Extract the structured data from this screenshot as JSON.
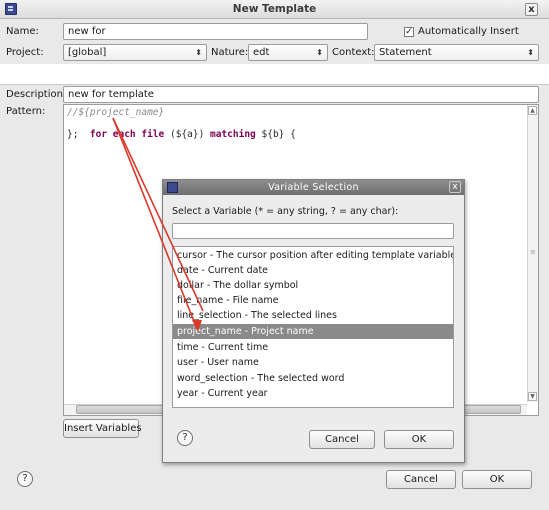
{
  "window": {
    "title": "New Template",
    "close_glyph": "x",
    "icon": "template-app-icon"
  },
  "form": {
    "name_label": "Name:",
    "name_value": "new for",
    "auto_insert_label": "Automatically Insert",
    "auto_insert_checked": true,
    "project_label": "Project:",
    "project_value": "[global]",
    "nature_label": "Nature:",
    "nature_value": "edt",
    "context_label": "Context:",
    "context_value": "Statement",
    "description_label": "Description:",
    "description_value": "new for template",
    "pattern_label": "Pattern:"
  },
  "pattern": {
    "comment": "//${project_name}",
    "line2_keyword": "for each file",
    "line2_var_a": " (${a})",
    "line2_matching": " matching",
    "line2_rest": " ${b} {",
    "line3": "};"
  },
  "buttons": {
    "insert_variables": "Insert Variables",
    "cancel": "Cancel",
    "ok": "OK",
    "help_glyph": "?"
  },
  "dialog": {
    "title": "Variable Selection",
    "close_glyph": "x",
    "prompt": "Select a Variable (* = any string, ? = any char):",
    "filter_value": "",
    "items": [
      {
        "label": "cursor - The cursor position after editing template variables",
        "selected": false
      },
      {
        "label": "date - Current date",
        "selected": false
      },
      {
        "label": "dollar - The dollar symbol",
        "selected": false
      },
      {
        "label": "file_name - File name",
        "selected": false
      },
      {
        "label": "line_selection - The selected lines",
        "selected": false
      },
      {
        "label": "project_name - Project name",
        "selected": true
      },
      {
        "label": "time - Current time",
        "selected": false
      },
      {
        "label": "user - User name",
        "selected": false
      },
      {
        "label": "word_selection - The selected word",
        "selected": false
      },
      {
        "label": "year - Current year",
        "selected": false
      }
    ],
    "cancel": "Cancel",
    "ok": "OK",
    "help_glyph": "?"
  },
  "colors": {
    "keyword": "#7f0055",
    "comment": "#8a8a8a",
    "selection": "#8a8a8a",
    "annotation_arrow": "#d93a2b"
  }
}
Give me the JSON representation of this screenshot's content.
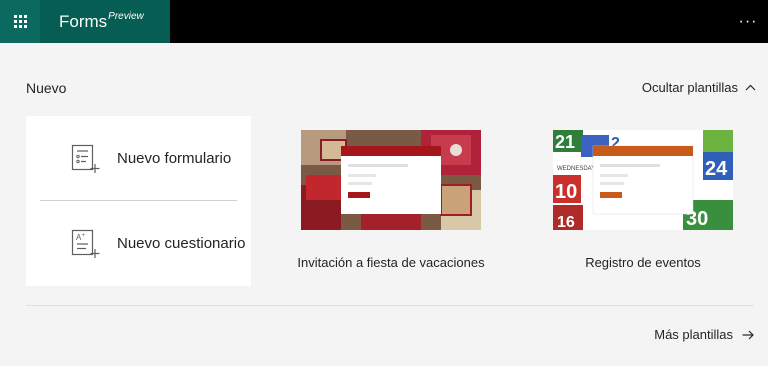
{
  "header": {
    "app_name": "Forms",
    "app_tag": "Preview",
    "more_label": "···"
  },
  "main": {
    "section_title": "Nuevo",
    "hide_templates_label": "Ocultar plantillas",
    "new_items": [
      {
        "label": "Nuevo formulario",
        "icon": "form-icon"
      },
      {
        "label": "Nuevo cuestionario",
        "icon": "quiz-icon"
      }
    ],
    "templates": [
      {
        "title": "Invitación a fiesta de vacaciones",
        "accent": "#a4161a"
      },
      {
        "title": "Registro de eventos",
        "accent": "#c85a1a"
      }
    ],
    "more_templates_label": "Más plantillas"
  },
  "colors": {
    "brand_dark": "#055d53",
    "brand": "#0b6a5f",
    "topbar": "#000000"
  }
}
........
> _Directive_:
Print each of the records above exactly as written, leaving no picture in the copy.

> _Reply_:
Extract the structured data from this screenshot as JSON.
{
  "window": {
    "title": "New Template",
    "close_glyph": "x",
    "icon": "template-app-icon"
  },
  "form": {
    "name_label": "Name:",
    "name_value": "new for",
    "auto_insert_label": "Automatically Insert",
    "auto_insert_checked": true,
    "project_label": "Project:",
    "project_value": "[global]",
    "nature_label": "Nature:",
    "nature_value": "edt",
    "context_label": "Context:",
    "context_value": "Statement",
    "description_label": "Description:",
    "description_value": "new for template",
    "pattern_label": "Pattern:"
  },
  "pattern": {
    "comment": "//${project_name}",
    "line2_keyword": "for each file",
    "line2_var_a": " (${a})",
    "line2_matching": " matching",
    "line2_rest": " ${b} {",
    "line3": "};"
  },
  "buttons": {
    "insert_variables": "Insert Variables",
    "cancel": "Cancel",
    "ok": "OK",
    "help_glyph": "?"
  },
  "dialog": {
    "title": "Variable Selection",
    "close_glyph": "x",
    "prompt": "Select a Variable (* = any string, ? = any char):",
    "filter_value": "",
    "items": [
      {
        "label": "cursor - The cursor position after editing template variables",
        "selected": false
      },
      {
        "label": "date - Current date",
        "selected": false
      },
      {
        "label": "dollar - The dollar symbol",
        "selected": false
      },
      {
        "label": "file_name - File name",
        "selected": false
      },
      {
        "label": "line_selection - The selected lines",
        "selected": false
      },
      {
        "label": "project_name - Project name",
        "selected": true
      },
      {
        "label": "time - Current time",
        "selected": false
      },
      {
        "label": "user - User name",
        "selected": false
      },
      {
        "label": "word_selection - The selected word",
        "selected": false
      },
      {
        "label": "year - Current year",
        "selected": false
      }
    ],
    "cancel": "Cancel",
    "ok": "OK",
    "help_glyph": "?"
  },
  "colors": {
    "keyword": "#7f0055",
    "comment": "#8a8a8a",
    "selection": "#8a8a8a",
    "annotation_arrow": "#d93a2b"
  }
}
Give me the JSON representation of this screenshot's content.
{
  "header": {
    "app_name": "Forms",
    "app_tag": "Preview",
    "more_label": "···"
  },
  "main": {
    "section_title": "Nuevo",
    "hide_templates_label": "Ocultar plantillas",
    "new_items": [
      {
        "label": "Nuevo formulario",
        "icon": "form-icon"
      },
      {
        "label": "Nuevo cuestionario",
        "icon": "quiz-icon"
      }
    ],
    "templates": [
      {
        "title": "Invitación a fiesta de vacaciones",
        "accent": "#a4161a"
      },
      {
        "title": "Registro de eventos",
        "accent": "#c85a1a"
      }
    ],
    "more_templates_label": "Más plantillas"
  },
  "colors": {
    "brand_dark": "#055d53",
    "brand": "#0b6a5f",
    "topbar": "#000000"
  }
}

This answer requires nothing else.